■ **Dataset**

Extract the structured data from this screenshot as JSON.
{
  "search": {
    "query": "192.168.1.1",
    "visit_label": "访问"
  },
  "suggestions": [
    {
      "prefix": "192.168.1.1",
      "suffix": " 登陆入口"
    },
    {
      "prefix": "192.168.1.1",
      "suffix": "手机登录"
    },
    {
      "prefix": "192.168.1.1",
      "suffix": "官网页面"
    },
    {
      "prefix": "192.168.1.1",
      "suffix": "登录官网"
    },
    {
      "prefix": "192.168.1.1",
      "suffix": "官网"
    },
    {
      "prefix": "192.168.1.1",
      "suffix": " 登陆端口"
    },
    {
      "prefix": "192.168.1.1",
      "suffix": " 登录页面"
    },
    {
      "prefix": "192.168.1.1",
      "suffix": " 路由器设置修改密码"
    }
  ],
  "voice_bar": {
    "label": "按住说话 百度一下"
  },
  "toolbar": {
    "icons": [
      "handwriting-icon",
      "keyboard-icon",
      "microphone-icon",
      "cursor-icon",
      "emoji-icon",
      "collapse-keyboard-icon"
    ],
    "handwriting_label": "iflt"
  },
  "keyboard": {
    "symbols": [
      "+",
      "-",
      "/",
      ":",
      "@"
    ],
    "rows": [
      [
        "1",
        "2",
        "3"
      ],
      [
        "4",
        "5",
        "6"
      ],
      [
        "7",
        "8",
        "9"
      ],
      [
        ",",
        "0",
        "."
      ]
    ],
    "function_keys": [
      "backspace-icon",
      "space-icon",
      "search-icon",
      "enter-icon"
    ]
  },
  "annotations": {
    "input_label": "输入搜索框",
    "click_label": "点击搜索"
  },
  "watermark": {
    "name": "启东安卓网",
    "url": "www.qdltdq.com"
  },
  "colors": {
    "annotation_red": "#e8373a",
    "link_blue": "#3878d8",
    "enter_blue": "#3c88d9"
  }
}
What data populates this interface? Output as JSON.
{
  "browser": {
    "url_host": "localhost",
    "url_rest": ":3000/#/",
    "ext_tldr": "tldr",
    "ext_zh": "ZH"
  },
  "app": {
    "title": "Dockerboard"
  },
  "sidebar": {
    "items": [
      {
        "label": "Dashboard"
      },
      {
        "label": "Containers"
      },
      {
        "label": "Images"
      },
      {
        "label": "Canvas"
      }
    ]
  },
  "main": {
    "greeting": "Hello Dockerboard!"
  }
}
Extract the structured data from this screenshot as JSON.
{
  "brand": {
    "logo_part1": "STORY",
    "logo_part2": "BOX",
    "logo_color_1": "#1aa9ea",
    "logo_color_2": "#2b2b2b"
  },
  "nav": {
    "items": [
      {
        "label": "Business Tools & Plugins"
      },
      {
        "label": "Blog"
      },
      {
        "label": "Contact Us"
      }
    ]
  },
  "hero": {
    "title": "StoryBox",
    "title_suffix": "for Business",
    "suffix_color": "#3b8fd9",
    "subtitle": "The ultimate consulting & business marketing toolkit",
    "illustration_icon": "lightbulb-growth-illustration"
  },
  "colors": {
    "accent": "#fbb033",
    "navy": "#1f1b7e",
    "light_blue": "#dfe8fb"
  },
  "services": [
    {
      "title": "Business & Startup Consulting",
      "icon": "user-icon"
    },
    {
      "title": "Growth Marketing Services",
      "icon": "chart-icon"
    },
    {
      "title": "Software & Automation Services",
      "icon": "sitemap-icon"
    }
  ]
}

■ **Problem details**
Return the entries above exactly as they appear.

■ **Exercise answer**
Extract the structured data from this screenshot as JSON.
{
  "search": {
    "query": "192.168.1.1",
    "visit_label": "访问"
  },
  "suggestions": [
    {
      "prefix": "192.168.1.1",
      "suffix": " 登陆入口"
    },
    {
      "prefix": "192.168.1.1",
      "suffix": "手机登录"
    },
    {
      "prefix": "192.168.1.1",
      "suffix": "官网页面"
    },
    {
      "prefix": "192.168.1.1",
      "suffix": "登录官网"
    },
    {
      "prefix": "192.168.1.1",
      "suffix": "官网"
    },
    {
      "prefix": "192.168.1.1",
      "suffix": " 登陆端口"
    },
    {
      "prefix": "192.168.1.1",
      "suffix": " 登录页面"
    },
    {
      "prefix": "192.168.1.1",
      "suffix": " 路由器设置修改密码"
    }
  ],
  "voice_bar": {
    "label": "按住说话 百度一下"
  },
  "toolbar": {
    "icons": [
      "handwriting-icon",
      "keyboard-icon",
      "microphone-icon",
      "cursor-icon",
      "emoji-icon",
      "collapse-keyboard-icon"
    ],
    "handwriting_label": "iflt"
  },
  "keyboard": {
    "symbols": [
      "+",
      "-",
      "/",
      ":",
      "@"
    ],
    "rows": [
      [
        "1",
        "2",
        "3"
      ],
      [
        "4",
        "5",
        "6"
      ],
      [
        "7",
        "8",
        "9"
      ],
      [
        ",",
        "0",
        "."
      ]
    ],
    "function_keys": [
      "backspace-icon",
      "space-icon",
      "search-icon",
      "enter-icon"
    ]
  },
  "annotations": {
    "input_label": "输入搜索框",
    "click_label": "点击搜索"
  },
  "watermark": {
    "name": "启东安卓网",
    "url": "www.qdltdq.com"
  },
  "colors": {
    "annotation_red": "#e8373a",
    "link_blue": "#3878d8",
    "enter_blue": "#3c88d9"
  }
}
What data populates this interface? Output as JSON.
{
  "browser": {
    "url_host": "localhost",
    "url_rest": ":3000/#/",
    "ext_tldr": "tldr",
    "ext_zh": "ZH"
  },
  "app": {
    "title": "Dockerboard"
  },
  "sidebar": {
    "items": [
      {
        "label": "Dashboard"
      },
      {
        "label": "Containers"
      },
      {
        "label": "Images"
      },
      {
        "label": "Canvas"
      }
    ]
  },
  "main": {
    "greeting": "Hello Dockerboard!"
  }
}
Extract the structured data from this screenshot as JSON.
{
  "brand": {
    "logo_part1": "STORY",
    "logo_part2": "BOX",
    "logo_color_1": "#1aa9ea",
    "logo_color_2": "#2b2b2b"
  },
  "nav": {
    "items": [
      {
        "label": "Business Tools & Plugins"
      },
      {
        "label": "Blog"
      },
      {
        "label": "Contact Us"
      }
    ]
  },
  "hero": {
    "title": "StoryBox",
    "title_suffix": "for Business",
    "suffix_color": "#3b8fd9",
    "subtitle": "The ultimate consulting & business marketing toolkit",
    "illustration_icon": "lightbulb-growth-illustration"
  },
  "colors": {
    "accent": "#fbb033",
    "navy": "#1f1b7e",
    "light_blue": "#dfe8fb"
  },
  "services": [
    {
      "title": "Business & Startup Consulting",
      "icon": "user-icon"
    },
    {
      "title": "Growth Marketing Services",
      "icon": "chart-icon"
    },
    {
      "title": "Software & Automation Services",
      "icon": "sitemap-icon"
    }
  ]
}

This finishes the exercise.